_WHAT TO PRODUCE_: Locate all lines with the word "name". Copy them.

_PROVIDED ENTRIES_:

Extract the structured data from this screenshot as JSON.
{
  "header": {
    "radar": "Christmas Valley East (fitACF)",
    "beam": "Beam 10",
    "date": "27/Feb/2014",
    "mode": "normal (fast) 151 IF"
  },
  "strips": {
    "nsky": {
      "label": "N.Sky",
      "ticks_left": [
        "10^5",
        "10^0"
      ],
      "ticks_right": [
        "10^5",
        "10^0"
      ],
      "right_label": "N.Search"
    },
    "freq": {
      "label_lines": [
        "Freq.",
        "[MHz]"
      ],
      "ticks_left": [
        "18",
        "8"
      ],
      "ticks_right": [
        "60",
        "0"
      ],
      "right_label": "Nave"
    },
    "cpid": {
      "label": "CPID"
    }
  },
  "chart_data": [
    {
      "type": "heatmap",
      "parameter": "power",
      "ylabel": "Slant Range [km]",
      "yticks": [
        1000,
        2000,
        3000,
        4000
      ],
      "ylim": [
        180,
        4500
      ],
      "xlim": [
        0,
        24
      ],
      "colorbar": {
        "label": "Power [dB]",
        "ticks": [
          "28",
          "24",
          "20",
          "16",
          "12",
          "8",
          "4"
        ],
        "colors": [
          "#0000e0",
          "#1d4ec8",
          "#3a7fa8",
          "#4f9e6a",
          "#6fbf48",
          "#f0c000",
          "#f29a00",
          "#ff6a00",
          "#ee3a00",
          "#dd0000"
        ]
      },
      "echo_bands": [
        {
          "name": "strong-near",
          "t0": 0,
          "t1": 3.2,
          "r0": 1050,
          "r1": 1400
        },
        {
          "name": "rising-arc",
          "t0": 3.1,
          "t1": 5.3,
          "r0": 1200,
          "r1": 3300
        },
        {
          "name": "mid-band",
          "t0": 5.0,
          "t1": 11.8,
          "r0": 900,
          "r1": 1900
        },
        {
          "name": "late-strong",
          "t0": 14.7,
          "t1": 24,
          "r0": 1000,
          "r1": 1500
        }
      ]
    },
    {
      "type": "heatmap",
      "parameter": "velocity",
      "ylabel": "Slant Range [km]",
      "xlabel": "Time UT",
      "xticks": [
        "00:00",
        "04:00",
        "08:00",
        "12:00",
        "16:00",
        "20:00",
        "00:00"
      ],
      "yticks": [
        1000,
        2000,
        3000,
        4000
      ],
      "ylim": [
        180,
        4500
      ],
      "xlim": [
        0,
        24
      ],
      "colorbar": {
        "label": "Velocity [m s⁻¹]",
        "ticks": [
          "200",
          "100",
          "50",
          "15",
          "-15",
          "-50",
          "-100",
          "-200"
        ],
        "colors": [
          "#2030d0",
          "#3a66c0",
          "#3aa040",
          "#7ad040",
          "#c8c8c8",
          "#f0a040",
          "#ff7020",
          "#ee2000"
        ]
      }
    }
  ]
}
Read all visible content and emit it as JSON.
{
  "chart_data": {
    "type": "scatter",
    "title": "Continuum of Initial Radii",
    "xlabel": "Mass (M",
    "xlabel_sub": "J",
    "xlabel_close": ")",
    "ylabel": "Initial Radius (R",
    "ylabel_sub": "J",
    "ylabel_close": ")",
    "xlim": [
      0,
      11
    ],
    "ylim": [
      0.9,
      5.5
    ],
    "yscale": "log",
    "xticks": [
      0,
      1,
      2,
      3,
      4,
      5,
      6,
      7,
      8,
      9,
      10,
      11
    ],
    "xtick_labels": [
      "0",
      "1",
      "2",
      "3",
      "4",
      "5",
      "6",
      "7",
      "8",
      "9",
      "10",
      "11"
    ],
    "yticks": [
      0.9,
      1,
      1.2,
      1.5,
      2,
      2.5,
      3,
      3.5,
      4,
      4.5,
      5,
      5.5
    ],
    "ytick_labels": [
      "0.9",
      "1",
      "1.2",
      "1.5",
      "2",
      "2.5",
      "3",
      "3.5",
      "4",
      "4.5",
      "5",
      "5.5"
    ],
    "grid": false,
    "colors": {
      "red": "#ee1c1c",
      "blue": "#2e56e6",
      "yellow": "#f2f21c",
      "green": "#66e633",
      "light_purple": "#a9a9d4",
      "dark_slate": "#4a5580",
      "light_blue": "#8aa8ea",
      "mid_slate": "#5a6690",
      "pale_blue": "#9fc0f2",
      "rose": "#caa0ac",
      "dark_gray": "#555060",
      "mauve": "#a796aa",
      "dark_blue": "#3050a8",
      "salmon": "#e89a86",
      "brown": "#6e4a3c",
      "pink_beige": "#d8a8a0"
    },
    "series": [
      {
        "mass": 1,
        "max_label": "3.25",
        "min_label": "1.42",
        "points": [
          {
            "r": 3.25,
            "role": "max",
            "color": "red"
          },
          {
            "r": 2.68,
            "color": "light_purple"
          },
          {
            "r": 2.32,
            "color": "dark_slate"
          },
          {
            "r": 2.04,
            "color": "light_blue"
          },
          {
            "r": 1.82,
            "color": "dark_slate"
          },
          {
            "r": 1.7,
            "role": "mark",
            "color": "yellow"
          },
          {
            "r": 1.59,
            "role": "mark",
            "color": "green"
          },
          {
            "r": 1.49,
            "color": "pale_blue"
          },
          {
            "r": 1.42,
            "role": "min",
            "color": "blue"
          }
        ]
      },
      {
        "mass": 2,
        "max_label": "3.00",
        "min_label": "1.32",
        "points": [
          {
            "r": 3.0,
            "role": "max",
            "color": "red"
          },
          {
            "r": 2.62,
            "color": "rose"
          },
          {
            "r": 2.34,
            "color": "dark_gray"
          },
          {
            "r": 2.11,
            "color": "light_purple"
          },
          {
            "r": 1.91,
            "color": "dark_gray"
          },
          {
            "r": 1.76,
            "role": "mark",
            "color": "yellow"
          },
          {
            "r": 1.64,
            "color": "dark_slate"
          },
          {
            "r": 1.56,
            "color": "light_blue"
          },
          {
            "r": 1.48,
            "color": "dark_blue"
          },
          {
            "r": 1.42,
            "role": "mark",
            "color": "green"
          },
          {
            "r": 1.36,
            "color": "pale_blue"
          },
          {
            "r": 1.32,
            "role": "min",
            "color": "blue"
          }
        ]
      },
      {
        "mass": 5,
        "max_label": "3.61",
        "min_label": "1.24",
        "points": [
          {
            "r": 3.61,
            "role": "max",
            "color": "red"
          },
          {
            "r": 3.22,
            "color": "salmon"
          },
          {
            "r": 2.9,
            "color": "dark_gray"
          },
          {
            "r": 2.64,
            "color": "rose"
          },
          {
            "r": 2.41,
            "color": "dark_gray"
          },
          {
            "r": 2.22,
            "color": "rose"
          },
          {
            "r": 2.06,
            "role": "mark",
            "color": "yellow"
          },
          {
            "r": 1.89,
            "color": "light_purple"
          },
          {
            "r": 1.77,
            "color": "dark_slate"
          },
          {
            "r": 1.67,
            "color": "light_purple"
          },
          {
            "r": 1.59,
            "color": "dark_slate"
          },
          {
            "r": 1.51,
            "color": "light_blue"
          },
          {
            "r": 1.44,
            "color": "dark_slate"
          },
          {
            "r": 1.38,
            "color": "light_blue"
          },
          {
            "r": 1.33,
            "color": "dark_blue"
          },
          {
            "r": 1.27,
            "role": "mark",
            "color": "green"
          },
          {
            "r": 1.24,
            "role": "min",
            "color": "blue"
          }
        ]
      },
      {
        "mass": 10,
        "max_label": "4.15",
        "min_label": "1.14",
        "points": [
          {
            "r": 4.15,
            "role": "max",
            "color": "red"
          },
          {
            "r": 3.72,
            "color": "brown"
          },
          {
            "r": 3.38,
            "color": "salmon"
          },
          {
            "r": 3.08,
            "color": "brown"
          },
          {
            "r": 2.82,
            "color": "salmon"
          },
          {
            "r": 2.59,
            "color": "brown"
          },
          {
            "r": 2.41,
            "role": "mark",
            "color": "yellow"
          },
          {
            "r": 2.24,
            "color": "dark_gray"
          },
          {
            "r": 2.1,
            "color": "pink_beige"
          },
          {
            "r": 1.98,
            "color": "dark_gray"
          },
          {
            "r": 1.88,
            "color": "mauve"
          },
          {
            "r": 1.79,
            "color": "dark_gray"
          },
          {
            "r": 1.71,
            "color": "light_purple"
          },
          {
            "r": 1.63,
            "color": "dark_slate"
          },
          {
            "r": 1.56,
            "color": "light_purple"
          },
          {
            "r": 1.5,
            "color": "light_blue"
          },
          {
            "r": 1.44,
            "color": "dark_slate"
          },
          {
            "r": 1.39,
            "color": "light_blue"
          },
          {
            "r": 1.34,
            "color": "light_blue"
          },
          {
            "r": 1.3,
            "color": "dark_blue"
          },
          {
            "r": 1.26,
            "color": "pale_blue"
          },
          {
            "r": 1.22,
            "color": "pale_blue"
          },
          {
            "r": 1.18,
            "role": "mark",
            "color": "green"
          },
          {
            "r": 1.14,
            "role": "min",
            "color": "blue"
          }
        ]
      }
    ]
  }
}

_FINISHED TASK_:
          "name": "strong-near",
          "name": "rising-arc",
          "name": "mid-band",
          "name": "late-strong",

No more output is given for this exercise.